#### [課題一覧]
A – 株式の相続に関する記事によると、A社の発行株式のうち父が保有していたのは何株ですか。
B – 株式の相続に関する記事を、最後の文の後から書き継いでください。

#### [記事]
福岡市・久留米・小郡・柳川や鳥栖など、筑後地方で相続・遺言の無料相談なら弁護士法人かばしま法律事務所へご相談ください

LINEで相談予約

初回相談無料

0942-39-2024

受付時間平日 8:30〜17:00

相談予約フォーム

株式の相続

2022.10.05

 私が取締役副社長を務めるA社(非公開会社)の代表取締役社長であった、父が亡くなりました。相続人は、父の子である私と私の兄、弟の3人です。A社の発行株式数は120株であり、そのうち72株を父が保有していました。残りの48株については私が保有しており、生前の父からは、ゆくゆくは私がA社の経営権を承継するようにと言われており、私自身もそのつもりです。

  ところが、これまでA社の経営には全く関与してこなかった兄と弟が、近年A社の評判が上がっていることを知り、自分たちも経営権を承継する権利があるはずだ、父が所有していた株式を取得したい、と言い出しました。

  このような株式についても、相続における遺産分割の対象となるのでしょうか。

被相続人が有していた株式も遺産分割の対象となりますので、被相続人があらかじめ遺言によって株式を取得する者を定めていた場合等でない限り、当該株式を確定的に取得するためには、遺産分割手続が必要となります。

  まず、株式が相続された場合、遺産分割手続が完了するまでの間は、当該株式は相続人間の準共有に属する状態となります。このような状態を解消するためには、相続人間における遺産分割手続を完了させなければなりません。遺産分割手続を行う場合は、まずは相続人間での協議を行い、協議が整わなければ、裁判所に遺産分割調停もしくは審判の申立てを行うことになります。

#### [データ部分]
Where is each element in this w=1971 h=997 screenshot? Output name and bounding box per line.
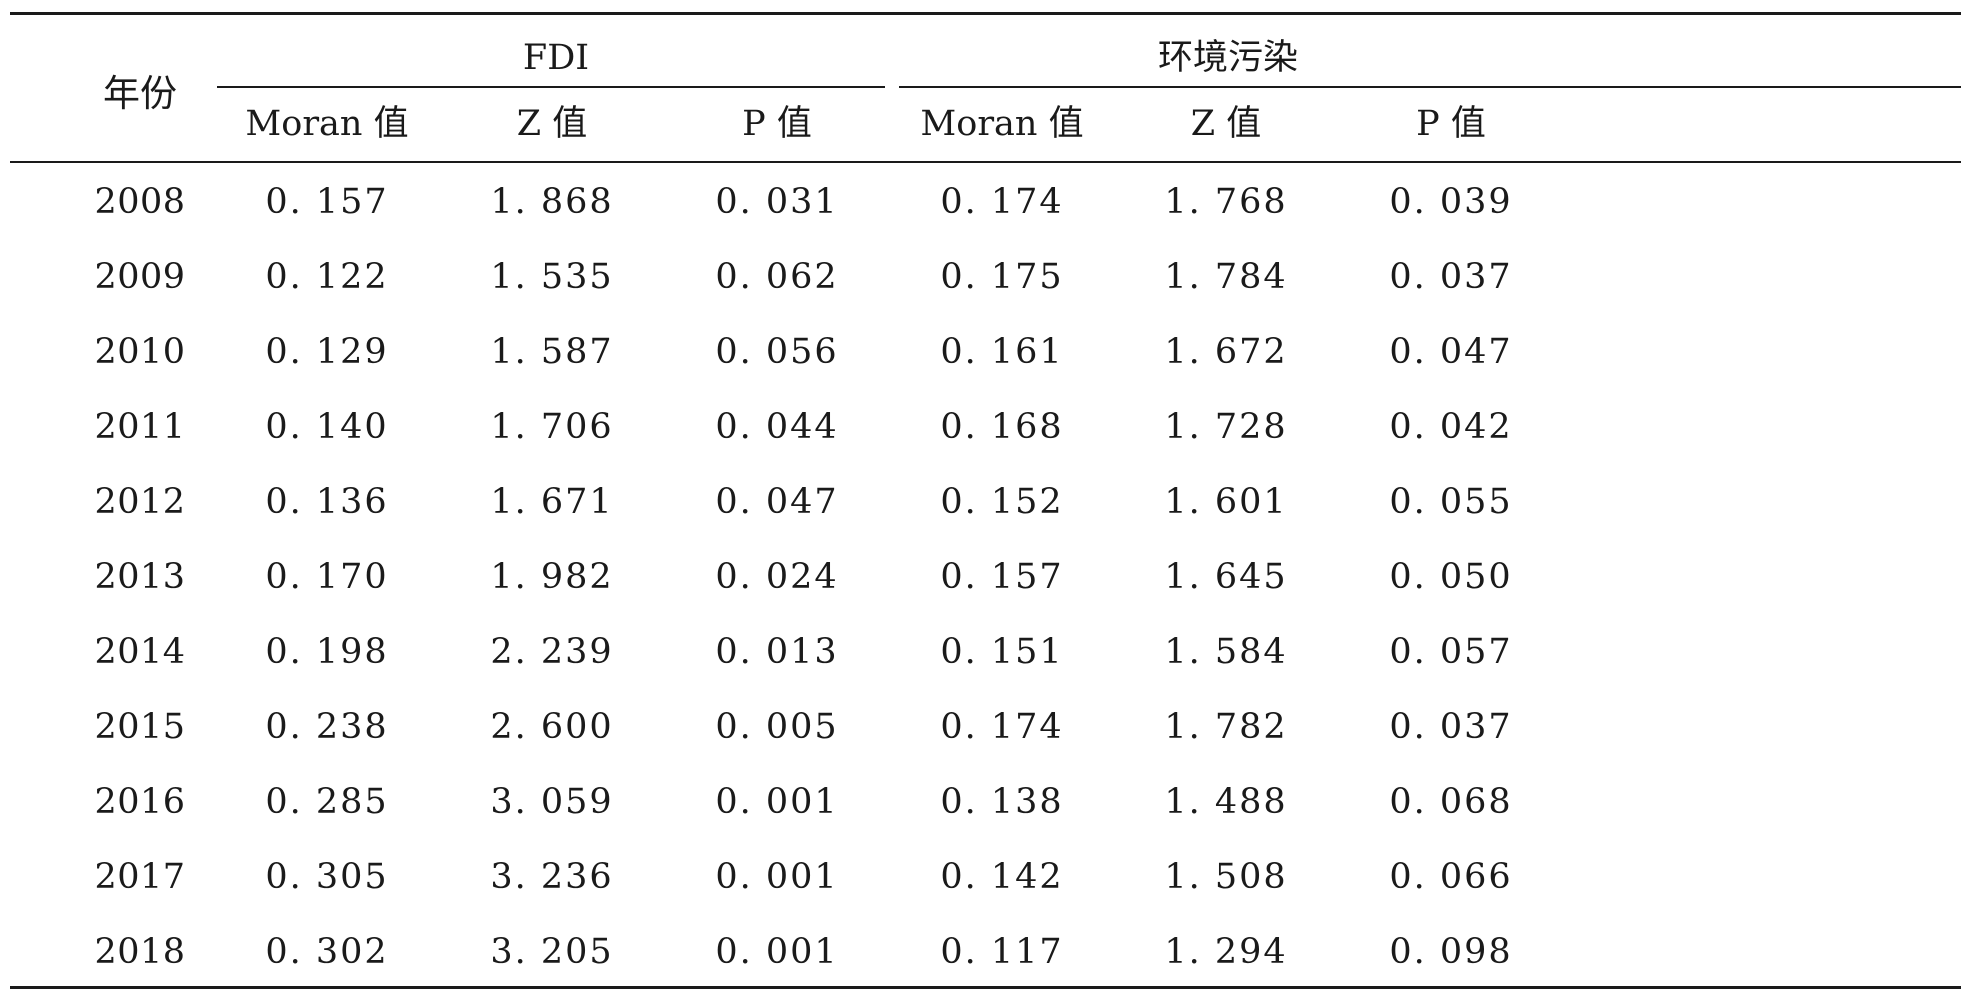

#### [解答]
A – 120株のうち72株です。

B –
  非公開会社である同族会社の株式の遺産分割審判については、経営の安定を図るためには株式の分散を避けることが望ましいとして、次期後継者と目されていた相続人の1人に相続財産中の株式を単独取得させ、他の相続人に対して代償金を支払わせるといった分割方法を決定した審判があります(東京高決平成26年3月20日)。会社の次期後継者という立場にある相続人としては、このような判断構造にしたがい、会社経営に対する自身の介入度・寄与度、株式分散が経営の不安定に繋がりうること等の事情を資料に基づいて明らかにすることで、自己が株式を単独取得することができるように主張していくことになるでしょう。ただしこの場合、代償金(自己の法定相続分を超えて相続財産を取得する場合における当該自己の法定相続分を超える部分の対価)を他の相続人に対して支払わなければならないことになる可能性があるので、注意が必要です。

  株式が相続財産中に含まれる場合、相続の問題だけでなく、会社経営の問題にも発展することがあります。過去には、相続人間の準共有状態にある株式について基本的に個々の相続人が法定相続分に応じた持分を有するとされていることを利用し、一部の相続人同士が結託して後継者と目されていた相続人から経営権を奪取しようとしたような事例も存在します(大阪高判平成20年11月28日)。次期後継者の立場にある相続人としては、このような会社経営の危機を防止して一刻も早く経営状態を安定させるべく、速やかに遺産分割手続を進めていく必要があります。

  当事務所では株式の相続を含めた様々な相続案件を扱っておりますので、株式を承継するための遺産分割方法が分からないといった場合は、是非当事務所にご相談ください。

この記事を担当した弁護士
弁護士法人かばしま法律事務所 弁護士 塩村 貴秀
保有資格弁護士
専門分野相続
経歴熊本県宇城市出身
熊本県立熊本高等学校卒業
九州大学法学部卒業
九州大学法科大学院卒業
司法試験合格
弁護士登録(福岡県弁護士会筑後部会)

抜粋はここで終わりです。